Data for this exercise =

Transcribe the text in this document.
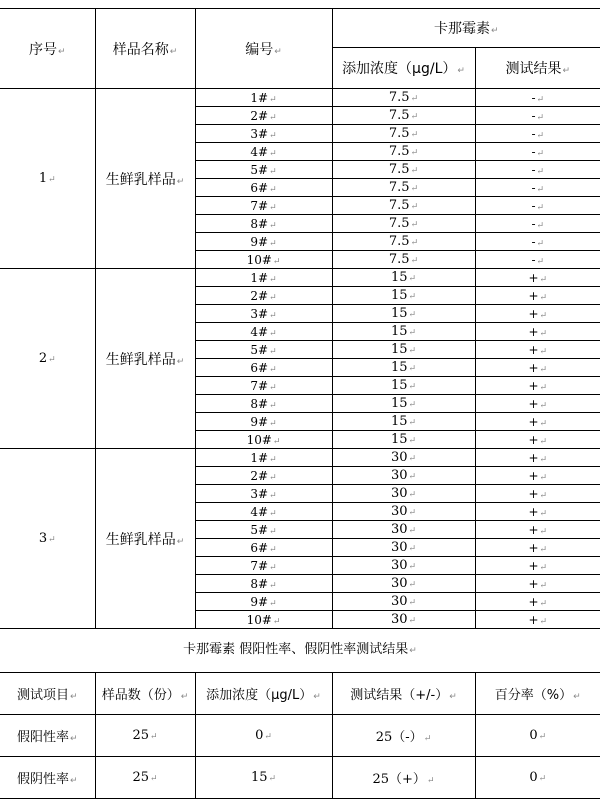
序号↵	样品名称↵	编号↵	卡那霉素↵	
			添加浓度（μg/L）↵	测试结果↵
1↵	生鲜乳样品↵	1#↵	7.5↵	-↵
		2#↵	7.5↵	-↵
		3#↵	7.5↵	-↵
		4#↵	7.5↵	-↵
		5#↵	7.5↵	-↵
		6#↵	7.5↵	-↵
		7#↵	7.5↵	-↵
		8#↵	7.5↵	-↵
		9#↵	7.5↵	-↵
		10#↵	7.5↵	-↵
2↵	生鲜乳样品↵	1#↵	15↵	+↵
		2#↵	15↵	+↵
		3#↵	15↵	+↵
		4#↵	15↵	+↵
		5#↵	15↵	+↵
		6#↵	15↵	+↵
		7#↵	15↵	+↵
		8#↵	15↵	+↵
		9#↵	15↵	+↵
		10#↵	15↵	+↵
3↵	生鲜乳样品↵	1#↵	30↵	+↵
		2#↵	30↵	+↵
		3#↵	30↵	+↵
		4#↵	30↵	+↵
		5#↵	30↵	+↵
		6#↵	30↵	+↵
		7#↵	30↵	+↵
		8#↵	30↵	+↵
		9#↵	30↵	+↵
		10#↵	30↵	+↵
卡那霉素 假阳性率、假阴性率测试结果↵
测试项目↵	样品数（份）↵	添加浓度（μg/L）↵	测试结果（+/-）↵	百分率（%）↵
假阳性率↵	25↵	0↵	25（-）↵	0↵
假阴性率↵	25↵	15↵	25（+）↵	0↵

Exercise description = Repeat each entry exactly. Pictures do not belong in the copy.

Task output =
Transcribe the text in this document.
序号↵	样品名称↵	编号↵	卡那霉素↵	
			添加浓度（μg/L）↵	测试结果↵
1↵	生鲜乳样品↵	1#↵	7.5↵	-↵
		2#↵	7.5↵	-↵
		3#↵	7.5↵	-↵
		4#↵	7.5↵	-↵
		5#↵	7.5↵	-↵
		6#↵	7.5↵	-↵
		7#↵	7.5↵	-↵
		8#↵	7.5↵	-↵
		9#↵	7.5↵	-↵
		10#↵	7.5↵	-↵
2↵	生鲜乳样品↵	1#↵	15↵	+↵
		2#↵	15↵	+↵
		3#↵	15↵	+↵
		4#↵	15↵	+↵
		5#↵	15↵	+↵
		6#↵	15↵	+↵
		7#↵	15↵	+↵
		8#↵	15↵	+↵
		9#↵	15↵	+↵
		10#↵	15↵	+↵
3↵	生鲜乳样品↵	1#↵	30↵	+↵
		2#↵	30↵	+↵
		3#↵	30↵	+↵
		4#↵	30↵	+↵
		5#↵	30↵	+↵
		6#↵	30↵	+↵
		7#↵	30↵	+↵
		8#↵	30↵	+↵
		9#↵	30↵	+↵
		10#↵	30↵	+↵
卡那霉素 假阳性率、假阴性率测试结果↵
测试项目↵	样品数（份）↵	添加浓度（μg/L）↵	测试结果（+/-）↵	百分率（%）↵
假阳性率↵	25↵	0↵	25（-）↵	0↵
假阴性率↵	25↵	15↵	25（+）↵	0↵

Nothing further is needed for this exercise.